> **What the task requires**:
Quote the listing below in its entirety, omitting every image.

::::

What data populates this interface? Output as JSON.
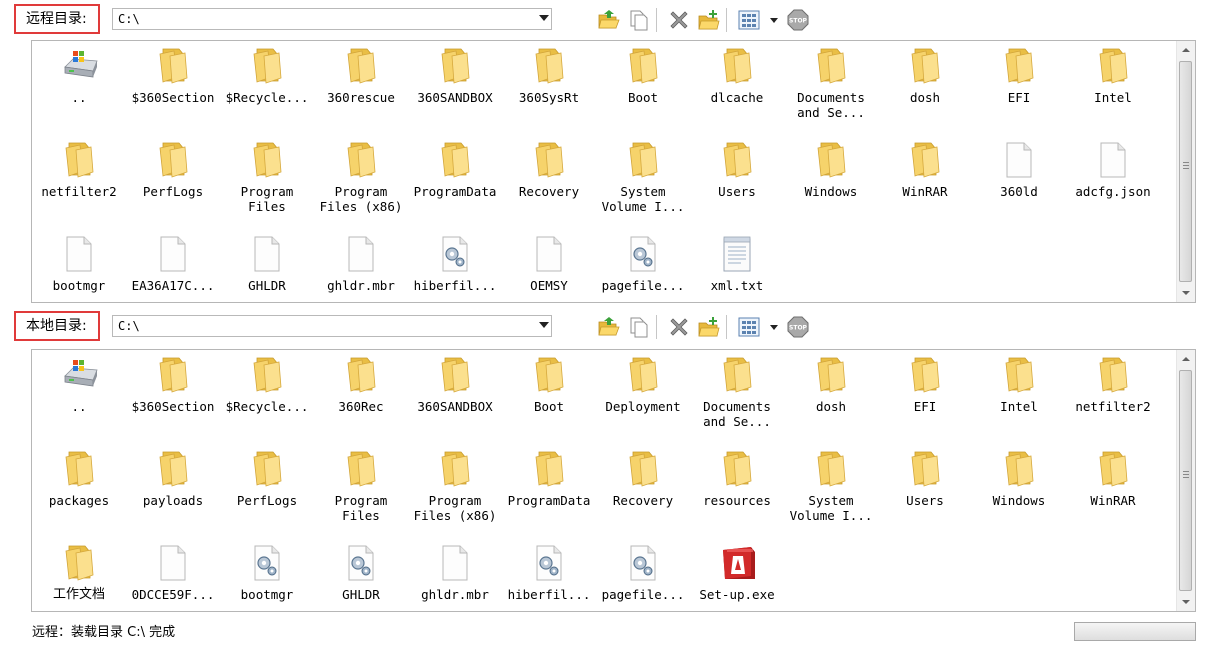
{
  "remote": {
    "label": "远程目录:",
    "path": "C:\\",
    "items": [
      {
        "name": "..",
        "icon": "drive-up-icon"
      },
      {
        "name": "$360Section",
        "icon": "folder-icon"
      },
      {
        "name": "$Recycle...",
        "icon": "folder-icon"
      },
      {
        "name": "360rescue",
        "icon": "folder-icon"
      },
      {
        "name": "360SANDBOX",
        "icon": "folder-icon"
      },
      {
        "name": "360SysRt",
        "icon": "folder-icon"
      },
      {
        "name": "Boot",
        "icon": "folder-icon"
      },
      {
        "name": "dlcache",
        "icon": "folder-icon"
      },
      {
        "name": "Documents\nand Se...",
        "icon": "folder-icon"
      },
      {
        "name": "dosh",
        "icon": "folder-icon"
      },
      {
        "name": "EFI",
        "icon": "folder-icon"
      },
      {
        "name": "Intel",
        "icon": "folder-icon"
      },
      {
        "name": "netfilter2",
        "icon": "folder-icon"
      },
      {
        "name": "PerfLogs",
        "icon": "folder-icon"
      },
      {
        "name": "Program\nFiles",
        "icon": "folder-icon"
      },
      {
        "name": "Program\nFiles (x86)",
        "icon": "folder-icon"
      },
      {
        "name": "ProgramData",
        "icon": "folder-icon"
      },
      {
        "name": "Recovery",
        "icon": "folder-icon"
      },
      {
        "name": "System\nVolume I...",
        "icon": "folder-icon"
      },
      {
        "name": "Users",
        "icon": "folder-icon"
      },
      {
        "name": "Windows",
        "icon": "folder-icon"
      },
      {
        "name": "WinRAR",
        "icon": "folder-icon"
      },
      {
        "name": "360ld",
        "icon": "file-icon"
      },
      {
        "name": "adcfg.json",
        "icon": "file-icon"
      },
      {
        "name": "bootmgr",
        "icon": "file-icon"
      },
      {
        "name": "EA36A17C...",
        "icon": "file-icon"
      },
      {
        "name": "GHLDR",
        "icon": "file-icon"
      },
      {
        "name": "ghldr.mbr",
        "icon": "file-icon"
      },
      {
        "name": "hiberfil...",
        "icon": "system-file-icon"
      },
      {
        "name": "OEMSY",
        "icon": "file-icon"
      },
      {
        "name": "pagefile...",
        "icon": "system-file-icon"
      },
      {
        "name": "xml.txt",
        "icon": "text-file-icon"
      }
    ]
  },
  "local": {
    "label": "本地目录:",
    "path": "C:\\",
    "items": [
      {
        "name": "..",
        "icon": "drive-up-icon"
      },
      {
        "name": "$360Section",
        "icon": "folder-icon"
      },
      {
        "name": "$Recycle...",
        "icon": "folder-icon"
      },
      {
        "name": "360Rec",
        "icon": "folder-icon"
      },
      {
        "name": "360SANDBOX",
        "icon": "folder-icon"
      },
      {
        "name": "Boot",
        "icon": "folder-icon"
      },
      {
        "name": "Deployment",
        "icon": "folder-icon"
      },
      {
        "name": "Documents\nand Se...",
        "icon": "folder-icon"
      },
      {
        "name": "dosh",
        "icon": "folder-icon"
      },
      {
        "name": "EFI",
        "icon": "folder-icon"
      },
      {
        "name": "Intel",
        "icon": "folder-icon"
      },
      {
        "name": "netfilter2",
        "icon": "folder-icon"
      },
      {
        "name": "packages",
        "icon": "folder-icon"
      },
      {
        "name": "payloads",
        "icon": "folder-icon"
      },
      {
        "name": "PerfLogs",
        "icon": "folder-icon"
      },
      {
        "name": "Program\nFiles",
        "icon": "folder-icon"
      },
      {
        "name": "Program\nFiles (x86)",
        "icon": "folder-icon"
      },
      {
        "name": "ProgramData",
        "icon": "folder-icon"
      },
      {
        "name": "Recovery",
        "icon": "folder-icon"
      },
      {
        "name": "resources",
        "icon": "folder-icon"
      },
      {
        "name": "System\nVolume I...",
        "icon": "folder-icon"
      },
      {
        "name": "Users",
        "icon": "folder-icon"
      },
      {
        "name": "Windows",
        "icon": "folder-icon"
      },
      {
        "name": "WinRAR",
        "icon": "folder-icon"
      },
      {
        "name": "工作文档",
        "icon": "folder-icon"
      },
      {
        "name": "0DCCE59F...",
        "icon": "file-icon"
      },
      {
        "name": "bootmgr",
        "icon": "system-file-icon"
      },
      {
        "name": "GHLDR",
        "icon": "system-file-icon"
      },
      {
        "name": "ghldr.mbr",
        "icon": "file-icon"
      },
      {
        "name": "hiberfil...",
        "icon": "system-file-icon"
      },
      {
        "name": "pagefile...",
        "icon": "system-file-icon"
      },
      {
        "name": "Set-up.exe",
        "icon": "installer-exe-icon"
      }
    ]
  },
  "toolbar": {
    "icons": [
      "open-folder-icon",
      "copy-icon",
      "delete-icon",
      "new-folder-icon",
      "view-mode-icon",
      "stop-icon"
    ],
    "stop_text": "STOP"
  },
  "status": {
    "text": "远程：装载目录 C:\\ 完成"
  },
  "colors": {
    "highlight_border": "#e03a3a",
    "folder": "#f6d36b"
  }
}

::::

> **Output for this task**:
What data populates this interface? Output as JSON.
{
  "remote": {
    "label": "远程目录:",
    "path": "C:\\",
    "items": [
      {
        "name": "..",
        "icon": "drive-up-icon"
      },
      {
        "name": "$360Section",
        "icon": "folder-icon"
      },
      {
        "name": "$Recycle...",
        "icon": "folder-icon"
      },
      {
        "name": "360rescue",
        "icon": "folder-icon"
      },
      {
        "name": "360SANDBOX",
        "icon": "folder-icon"
      },
      {
        "name": "360SysRt",
        "icon": "folder-icon"
      },
      {
        "name": "Boot",
        "icon": "folder-icon"
      },
      {
        "name": "dlcache",
        "icon": "folder-icon"
      },
      {
        "name": "Documents\nand Se...",
        "icon": "folder-icon"
      },
      {
        "name": "dosh",
        "icon": "folder-icon"
      },
      {
        "name": "EFI",
        "icon": "folder-icon"
      },
      {
        "name": "Intel",
        "icon": "folder-icon"
      },
      {
        "name": "netfilter2",
        "icon": "folder-icon"
      },
      {
        "name": "PerfLogs",
        "icon": "folder-icon"
      },
      {
        "name": "Program\nFiles",
        "icon": "folder-icon"
      },
      {
        "name": "Program\nFiles (x86)",
        "icon": "folder-icon"
      },
      {
        "name": "ProgramData",
        "icon": "folder-icon"
      },
      {
        "name": "Recovery",
        "icon": "folder-icon"
      },
      {
        "name": "System\nVolume I...",
        "icon": "folder-icon"
      },
      {
        "name": "Users",
        "icon": "folder-icon"
      },
      {
        "name": "Windows",
        "icon": "folder-icon"
      },
      {
        "name": "WinRAR",
        "icon": "folder-icon"
      },
      {
        "name": "360ld",
        "icon": "file-icon"
      },
      {
        "name": "adcfg.json",
        "icon": "file-icon"
      },
      {
        "name": "bootmgr",
        "icon": "file-icon"
      },
      {
        "name": "EA36A17C...",
        "icon": "file-icon"
      },
      {
        "name": "GHLDR",
        "icon": "file-icon"
      },
      {
        "name": "ghldr.mbr",
        "icon": "file-icon"
      },
      {
        "name": "hiberfil...",
        "icon": "system-file-icon"
      },
      {
        "name": "OEMSY",
        "icon": "file-icon"
      },
      {
        "name": "pagefile...",
        "icon": "system-file-icon"
      },
      {
        "name": "xml.txt",
        "icon": "text-file-icon"
      }
    ]
  },
  "local": {
    "label": "本地目录:",
    "path": "C:\\",
    "items": [
      {
        "name": "..",
        "icon": "drive-up-icon"
      },
      {
        "name": "$360Section",
        "icon": "folder-icon"
      },
      {
        "name": "$Recycle...",
        "icon": "folder-icon"
      },
      {
        "name": "360Rec",
        "icon": "folder-icon"
      },
      {
        "name": "360SANDBOX",
        "icon": "folder-icon"
      },
      {
        "name": "Boot",
        "icon": "folder-icon"
      },
      {
        "name": "Deployment",
        "icon": "folder-icon"
      },
      {
        "name": "Documents\nand Se...",
        "icon": "folder-icon"
      },
      {
        "name": "dosh",
        "icon": "folder-icon"
      },
      {
        "name": "EFI",
        "icon": "folder-icon"
      },
      {
        "name": "Intel",
        "icon": "folder-icon"
      },
      {
        "name": "netfilter2",
        "icon": "folder-icon"
      },
      {
        "name": "packages",
        "icon": "folder-icon"
      },
      {
        "name": "payloads",
        "icon": "folder-icon"
      },
      {
        "name": "PerfLogs",
        "icon": "folder-icon"
      },
      {
        "name": "Program\nFiles",
        "icon": "folder-icon"
      },
      {
        "name": "Program\nFiles (x86)",
        "icon": "folder-icon"
      },
      {
        "name": "ProgramData",
        "icon": "folder-icon"
      },
      {
        "name": "Recovery",
        "icon": "folder-icon"
      },
      {
        "name": "resources",
        "icon": "folder-icon"
      },
      {
        "name": "System\nVolume I...",
        "icon": "folder-icon"
      },
      {
        "name": "Users",
        "icon": "folder-icon"
      },
      {
        "name": "Windows",
        "icon": "folder-icon"
      },
      {
        "name": "WinRAR",
        "icon": "folder-icon"
      },
      {
        "name": "工作文档",
        "icon": "folder-icon"
      },
      {
        "name": "0DCCE59F...",
        "icon": "file-icon"
      },
      {
        "name": "bootmgr",
        "icon": "system-file-icon"
      },
      {
        "name": "GHLDR",
        "icon": "system-file-icon"
      },
      {
        "name": "ghldr.mbr",
        "icon": "file-icon"
      },
      {
        "name": "hiberfil...",
        "icon": "system-file-icon"
      },
      {
        "name": "pagefile...",
        "icon": "system-file-icon"
      },
      {
        "name": "Set-up.exe",
        "icon": "installer-exe-icon"
      }
    ]
  },
  "toolbar": {
    "icons": [
      "open-folder-icon",
      "copy-icon",
      "delete-icon",
      "new-folder-icon",
      "view-mode-icon",
      "stop-icon"
    ],
    "stop_text": "STOP"
  },
  "status": {
    "text": "远程：装载目录 C:\\ 完成"
  },
  "colors": {
    "highlight_border": "#e03a3a",
    "folder": "#f6d36b"
  }
}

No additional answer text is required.